We are using scoring data of last years fantasy season with the PPR (points per reception) format. One thing of note is that players are represented by their current team. The stats will show up for the team they are on for the upcoming year whether they moved via trade or free agency. We are going to work carefully with this data to try and make some meaningful analysis through visualizations. Also, players that are not currently on a team are represented by FA (Free Agent).
I was able to go out to the familiar website fantasy pros and scrape a data table off their website for 2019 fantasy data. Below I go through a step by step process of getting the data into my console. The first thing I did was make an entity to reference that would contain the web address. I went through a step of looking at the header to ensure that this was the data that I wanted to be working with. Then creating another entity to help with formatting I read the table into R. I then wanted to see how many tables had loaded and what their exact content would be. I created a blank data frame and then placed the table I desired into the data frame.
Players <- "https://www.fantasypros.com/nfl/reports/leaders/ppr.php?year=2019&start=1&end=17"
Players %>%
read_html() %>%
html_nodes("h1") %>%
html_text()
## [1] "Fantasy Football Leaders (2019)"
url_1 <-
GET(Players)$content %>%
rawToChar() %>%
htmlParse()
test_tables <- readHTMLTable(url_1, stringsAsFactors = FALSE)
length(test_tables)
## [1] 1
head(test_tables[[1]])
## Rank Player Team Position Points Games Avg
## 1 1 Christian McCaffrey CAR RB 471.2 16 29.5
## 2 2 Lamar Jackson BAL QB 421.7 15 28.1
## 3 3 Michael Thomas NO WR 374.6 16 23.4
## 4 4 Dak Prescott DAL QB 348.9 16 21.8
## 5 5 Jameis Winston NO QB 335.2 16 21.0
## 6 6 Russell Wilson SEA QB 333.5 16 20.8
Fantasy <- data.frame(test_tables[[1]])
This data set is pretty clean overall. There are some observations missing some critical data however. Any observation without a player name or position is going to not be included because we cannot verify this data or properly use it in analysis. There is one outlier that contains the position S for safety. There are not enough instances of this to make any statistical claims so we are going to remove it. One other thing that I feel will help is changing variables like games, points, and average to numeric variables instead of characters. I feel that the creation of some dummy variables can be helpful for my analysis later. I am going to create a dummy variable for each conference (AFC, NFC) and also for each division within each conference (East, South, West, North). Hopefully this can allow us to do some more meaningful analysis with the fantasy data of players by grouping teams into conferences and divisions.
A simple question that we want to ask first is which position scores the most points on average? We are going to use averages for each player to try and prevent there being a great disparity between specific positions.
We can see from this graphic that Wide Receivers seem to have the most points on average. This makes sense because there has been a general trend towards the NFL becoming a more passing league. Also, we are looking at a PPR format. We need to remember that this is fantasy football data and every reception is worth one point to a receiver. Further analysis could involve using a regression to compare PPR vs Standard scoring data for wide receivers. We could see what kind of relationship PPR really has on the amount of points that receivers collect.

• **DIRECTIVES**
1. Write out the passage of the fantasy football data write-up that opens with the words containing "Players %>%" and closes with "length(test_tables)".
2. According to the fantasy football data write-up, how are players who are not currently on a team represented?

• **RECORDS PROVIDED**

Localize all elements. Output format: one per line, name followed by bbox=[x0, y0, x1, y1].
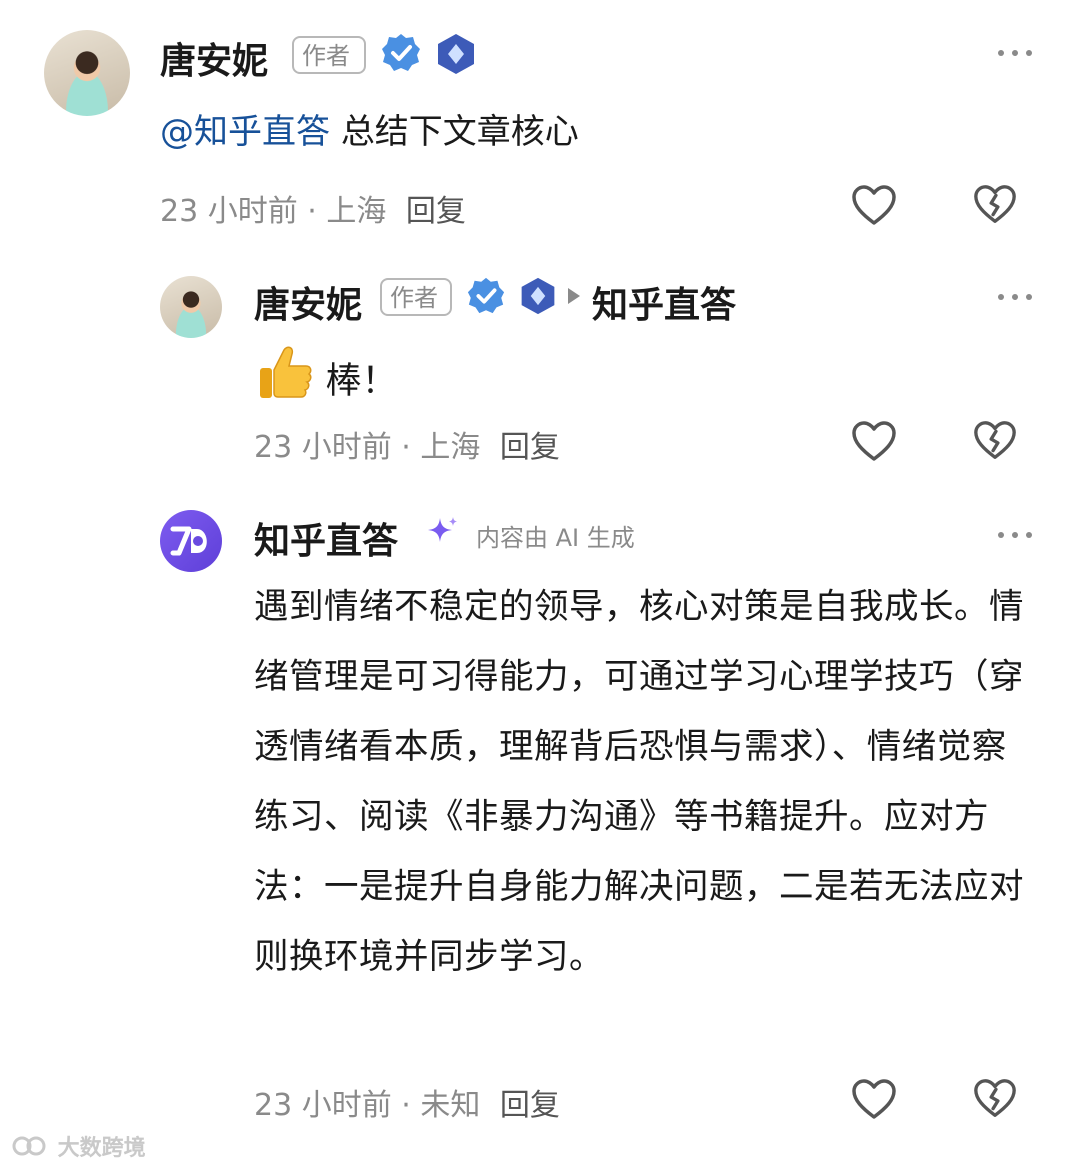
meta-separator: · bbox=[307, 194, 317, 229]
meta-separator: · bbox=[401, 430, 411, 465]
diamond-badge-icon bbox=[521, 277, 555, 315]
verified-check-icon bbox=[382, 34, 420, 71]
ai-answer-text: 遇到情绪不稳定的领导，核心对策是自我成长。情绪管理是可习得能力，可通过学习心理学… bbox=[254, 587, 1024, 977]
avatar[interactable] bbox=[160, 276, 222, 338]
comment-author[interactable]: 唐安妮 bbox=[160, 32, 268, 84]
zhida-logo-icon bbox=[170, 526, 207, 556]
comment-author[interactable]: 唐安妮 bbox=[254, 276, 362, 328]
verified-check-icon bbox=[467, 277, 505, 314]
ai-generated-label: 内容由 AI 生成 bbox=[476, 524, 635, 552]
comment-body: 总结下文章核心 bbox=[340, 112, 579, 152]
ai-sparkle-icon bbox=[428, 517, 457, 542]
comment-time: 23 小时前 bbox=[254, 1088, 392, 1123]
watermark: 大数跨境 bbox=[10, 1130, 146, 1162]
comment-meta: 23 小时前 · 未知 回复 bbox=[254, 1080, 560, 1124]
comment-body: 棒！ bbox=[325, 360, 398, 402]
watermark-text: 大数跨境 bbox=[57, 1136, 146, 1161]
comment-time: 23 小时前 bbox=[160, 194, 298, 229]
comment-text: 棒！ bbox=[254, 344, 397, 411]
comment-location: 未知 bbox=[420, 1088, 481, 1123]
author-tag: 作者 bbox=[292, 36, 366, 74]
comment-meta: 23 小时前 · 上海 回复 bbox=[254, 422, 560, 466]
broken-heart-icon[interactable] bbox=[972, 1076, 1018, 1122]
heart-icon[interactable] bbox=[850, 182, 898, 230]
heart-icon[interactable] bbox=[850, 1076, 898, 1124]
meta-separator: · bbox=[401, 1088, 411, 1123]
watermark-logo-icon bbox=[12, 1136, 46, 1156]
comment-author[interactable]: 知乎直答 bbox=[254, 512, 398, 564]
heart-icon[interactable] bbox=[850, 418, 898, 466]
more-dots-icon[interactable] bbox=[998, 292, 1032, 302]
reply-button[interactable]: 回复 bbox=[500, 1088, 560, 1123]
comment-location: 上海 bbox=[420, 430, 481, 465]
reply-arrow-icon bbox=[568, 288, 580, 304]
more-dots-icon[interactable] bbox=[998, 530, 1032, 540]
diamond-badge-icon bbox=[438, 34, 474, 74]
avatar[interactable] bbox=[44, 30, 130, 116]
more-dots-icon[interactable] bbox=[998, 48, 1032, 58]
comment-location: 上海 bbox=[326, 194, 387, 229]
reply-button[interactable]: 回复 bbox=[500, 430, 560, 465]
reply-button[interactable]: 回复 bbox=[406, 194, 466, 229]
thumbs-up-emoji bbox=[254, 344, 314, 411]
zhida-avatar[interactable] bbox=[160, 510, 222, 572]
broken-heart-icon[interactable] bbox=[972, 418, 1018, 464]
mention-link[interactable]: @知乎直答 bbox=[160, 112, 330, 152]
comment-meta: 23 小时前 · 上海 回复 bbox=[160, 186, 466, 230]
comment-text: @知乎直答 总结下文章核心 bbox=[160, 104, 579, 153]
author-tag: 作者 bbox=[380, 278, 452, 316]
broken-heart-icon[interactable] bbox=[972, 182, 1018, 228]
comment-time: 23 小时前 bbox=[254, 430, 392, 465]
reply-to-name[interactable]: 知乎直答 bbox=[592, 276, 736, 328]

• **RESPONSE LIST**
1.
Players %>%
read_html() %>%
html_nodes("h1") %>%
html_text()
## [1] "Fantasy Football Leaders (2019)"
url_1 <-
GET(Players)$content %>%
rawToChar() %>%
htmlParse()
test_tables <- readHTMLTable(url_1, stringsAsFactors = FALSE)
length(test_tables)

2. They are represented by FA (Free Agent).